#### Exercise material
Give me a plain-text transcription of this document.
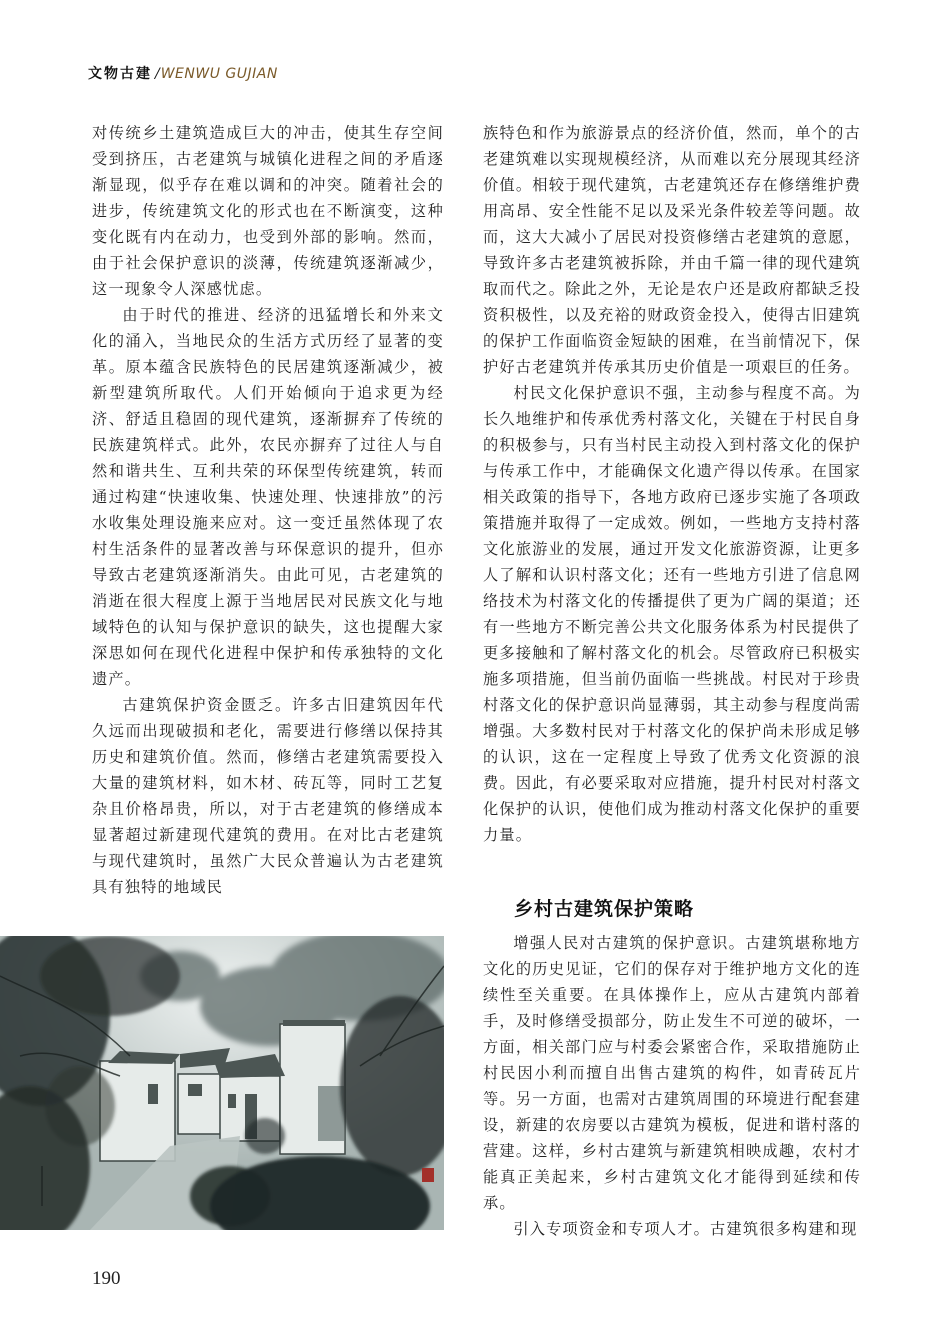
文物古建 /WENWU GUJIAN

对传统乡土建筑造成巨大的冲击，使其生存空间受到挤压，古老建筑与城镇化进程之间的矛盾逐渐显现，似乎存在难以调和的冲突。随着社会的进步，传统建筑文化的形式也在不断演变，这种变化既有内在动力，也受到外部的影响。然而，由于社会保护意识的淡薄，传统建筑逐渐减少，这一现象令人深感忧虑。

由于时代的推进、经济的迅猛增长和外来文化的涌入，当地民众的生活方式历经了显著的变革。原本蕴含民族特色的民居建筑逐渐减少，被新型建筑所取代。人们开始倾向于追求更为经济、舒适且稳固的现代建筑，逐渐摒弃了传统的民族建筑样式。此外，农民亦摒弃了过往人与自然和谐共生、互利共荣的环保型传统建筑，转而通过构建“快速收集、快速处理、快速排放”的污水收集处理设施来应对。这一变迁虽然体现了农村生活条件的显著改善与环保意识的提升，但亦导致古老建筑逐渐消失。由此可见，古老建筑的消逝在很大程度上源于当地居民对民族文化与地域特色的认知与保护意识的缺失，这也提醒大家深思如何在现代化进程中保护和传承独特的文化遗产。

古建筑保护资金匮乏。许多古旧建筑因年代久远而出现破损和老化，需要进行修缮以保持其历史和建筑价值。然而，修缮古老建筑需要投入大量的建筑材料，如木材、砖瓦等，同时工艺复杂且价格昂贵，所以，对于古老建筑的修缮成本显著超过新建现代建筑的费用。在对比古老建筑与现代建筑时，虽然广大民众普遍认为古老建筑具有独特的地域民

族特色和作为旅游景点的经济价值，然而，单个的古老建筑难以实现规模经济，从而难以充分展现其经济价值。相较于现代建筑，古老建筑还存在修缮维护费用高昂、安全性能不足以及采光条件较差等问题。故而，这大大减小了居民对投资修缮古老建筑的意愿，导致许多古老建筑被拆除，并由千篇一律的现代建筑取而代之。除此之外，无论是农户还是政府都缺乏投资积极性，以及充裕的财政资金投入，使得古旧建筑的保护工作面临资金短缺的困难，在当前情况下，保护好古老建筑并传承其历史价值是一项艰巨的任务。

村民文化保护意识不强，主动参与程度不高。为长久地维护和传承优秀村落文化，关键在于村民自身的积极参与，只有当村民主动投入到村落文化的保护与传承工作中，才能确保文化遗产得以传承。在国家相关政策的指导下，各地方政府已逐步实施了各项政策措施并取得了一定成效。例如，一些地方支持村落文化旅游业的发展，通过开发文化旅游资源，让更多人了解和认识村落文化；还有一些地方引进了信息网络技术为村落文化的传播提供了更为广阔的渠道；还有一些地方不断完善公共文化服务体系为村民提供了更多接触和了解村落文化的机会。尽管政府已积极实施多项措施，但当前仍面临一些挑战。村民对于珍贵村落文化的保护意识尚显薄弱，其主动参与程度尚需增强。大多数村民对于村落文化的保护尚未形成足够的认识，这在一定程度上导致了优秀文化资源的浪费。因此，有必要采取对应措施，提升村民对村落文化保护的认识，使他们成为推动村落文化保护的重要力量。

乡村古建筑保护策略

增强人民对古建筑的保护意识。古建筑堪称地方文化的历史见证，它们的保存对于维护地方文化的连续性至关重要。在具体操作上，应从古建筑内部着手，及时修缮受损部分，防止发生不可逆的破坏，一方面，相关部门应与村委会紧密合作，采取措施防止村民因小利而擅自出售古建筑的构件，如青砖瓦片等。另一方面，也需对古建筑周围的环境进行配套建设，新建的农房要以古建筑为模板，促进和谐村落的营建。这样，乡村古建筑与新建筑相映成趣，农村才能真正美起来，乡村古建筑文化才能得到延续和传承。

引入专项资金和专项人才。古建筑很多构建和现

190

#### Given exercise
Quote the preceding records in their entirety, excluding every picture.

#### Task result
Give me a plain-text transcription of this document.
文物古建 /WENWU GUJIAN

对传统乡土建筑造成巨大的冲击，使其生存空间受到挤压，古老建筑与城镇化进程之间的矛盾逐渐显现，似乎存在难以调和的冲突。随着社会的进步，传统建筑文化的形式也在不断演变，这种变化既有内在动力，也受到外部的影响。然而，由于社会保护意识的淡薄，传统建筑逐渐减少，这一现象令人深感忧虑。

由于时代的推进、经济的迅猛增长和外来文化的涌入，当地民众的生活方式历经了显著的变革。原本蕴含民族特色的民居建筑逐渐减少，被新型建筑所取代。人们开始倾向于追求更为经济、舒适且稳固的现代建筑，逐渐摒弃了传统的民族建筑样式。此外，农民亦摒弃了过往人与自然和谐共生、互利共荣的环保型传统建筑，转而通过构建“快速收集、快速处理、快速排放”的污水收集处理设施来应对。这一变迁虽然体现了农村生活条件的显著改善与环保意识的提升，但亦导致古老建筑逐渐消失。由此可见，古老建筑的消逝在很大程度上源于当地居民对民族文化与地域特色的认知与保护意识的缺失，这也提醒大家深思如何在现代化进程中保护和传承独特的文化遗产。

古建筑保护资金匮乏。许多古旧建筑因年代久远而出现破损和老化，需要进行修缮以保持其历史和建筑价值。然而，修缮古老建筑需要投入大量的建筑材料，如木材、砖瓦等，同时工艺复杂且价格昂贵，所以，对于古老建筑的修缮成本显著超过新建现代建筑的费用。在对比古老建筑与现代建筑时，虽然广大民众普遍认为古老建筑具有独特的地域民

族特色和作为旅游景点的经济价值，然而，单个的古老建筑难以实现规模经济，从而难以充分展现其经济价值。相较于现代建筑，古老建筑还存在修缮维护费用高昂、安全性能不足以及采光条件较差等问题。故而，这大大减小了居民对投资修缮古老建筑的意愿，导致许多古老建筑被拆除，并由千篇一律的现代建筑取而代之。除此之外，无论是农户还是政府都缺乏投资积极性，以及充裕的财政资金投入，使得古旧建筑的保护工作面临资金短缺的困难，在当前情况下，保护好古老建筑并传承其历史价值是一项艰巨的任务。

村民文化保护意识不强，主动参与程度不高。为长久地维护和传承优秀村落文化，关键在于村民自身的积极参与，只有当村民主动投入到村落文化的保护与传承工作中，才能确保文化遗产得以传承。在国家相关政策的指导下，各地方政府已逐步实施了各项政策措施并取得了一定成效。例如，一些地方支持村落文化旅游业的发展，通过开发文化旅游资源，让更多人了解和认识村落文化；还有一些地方引进了信息网络技术为村落文化的传播提供了更为广阔的渠道；还有一些地方不断完善公共文化服务体系为村民提供了更多接触和了解村落文化的机会。尽管政府已积极实施多项措施，但当前仍面临一些挑战。村民对于珍贵村落文化的保护意识尚显薄弱，其主动参与程度尚需增强。大多数村民对于村落文化的保护尚未形成足够的认识，这在一定程度上导致了优秀文化资源的浪费。因此，有必要采取对应措施，提升村民对村落文化保护的认识，使他们成为推动村落文化保护的重要力量。

乡村古建筑保护策略

增强人民对古建筑的保护意识。古建筑堪称地方文化的历史见证，它们的保存对于维护地方文化的连续性至关重要。在具体操作上，应从古建筑内部着手，及时修缮受损部分，防止发生不可逆的破坏，一方面，相关部门应与村委会紧密合作，采取措施防止村民因小利而擅自出售古建筑的构件，如青砖瓦片等。另一方面，也需对古建筑周围的环境进行配套建设，新建的农房要以古建筑为模板，促进和谐村落的营建。这样，乡村古建筑与新建筑相映成趣，农村才能真正美起来，乡村古建筑文化才能得到延续和传承。

引入专项资金和专项人才。古建筑很多构建和现

190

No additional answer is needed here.